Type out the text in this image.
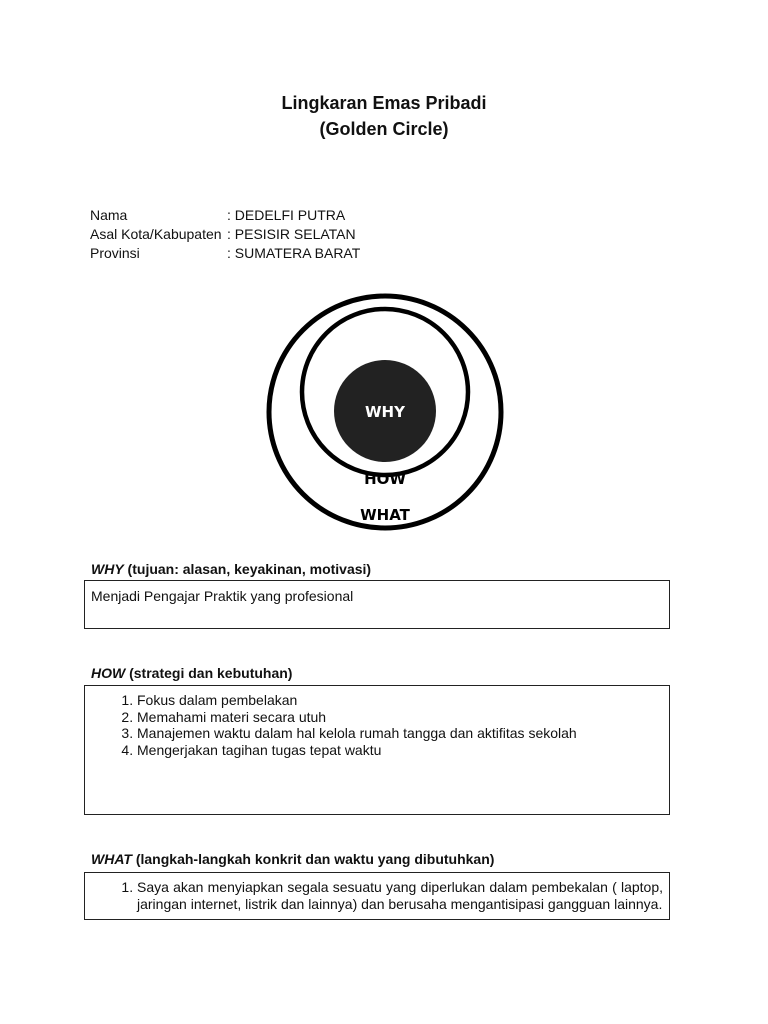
Lingkaran Emas Pribadi
(Golden Circle)
Nama	: DEDELFI PUTRA
Asal Kota/Kabupaten : PESISIR SELATAN
Provinsi	: SUMATERA BARAT
WHY
HOW
WHAT
WHY (tujuan: alasan, keyakinan, motivasi)
Menjadi Pengajar Praktik yang profesional
HOW (strategi dan kebutuhan)
1. Fokus dalam pembelakan
2. Memahami materi secara utuh
3. Manajemen waktu dalam hal kelola rumah tangga dan aktifitas sekolah
4. Mengerjakan tagihan tugas tepat waktu
WHAT (langkah-langkah konkrit dan waktu yang dibutuhkan)
1. Saya akan menyiapkan segala sesuatu yang diperlukan dalam pembekalan ( laptop, jaringan internet, listrik dan lainnya) dan berusaha mengantisipasi gangguan lainnya.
● ● ●
Task description:
Give every record back exactly as it reads, with no images.

Answer to this task:
Type out the text in this image.
Lingkaran Emas Pribadi
(Golden Circle)
Nama	: DEDELFI PUTRA
Asal Kota/Kabupaten : PESISIR SELATAN
Provinsi	: SUMATERA BARAT
WHY
HOW
WHAT
WHY (tujuan: alasan, keyakinan, motivasi)
Menjadi Pengajar Praktik yang profesional
HOW (strategi dan kebutuhan)
1. Fokus dalam pembelakan
2. Memahami materi secara utuh
3. Manajemen waktu dalam hal kelola rumah tangga dan aktifitas sekolah
4. Mengerjakan tagihan tugas tepat waktu
WHAT (langkah-langkah konkrit dan waktu yang dibutuhkan)
1. Saya akan menyiapkan segala sesuatu yang diperlukan dalam pembekalan ( laptop, jaringan internet, listrik dan lainnya) dan berusaha mengantisipasi gangguan lainnya.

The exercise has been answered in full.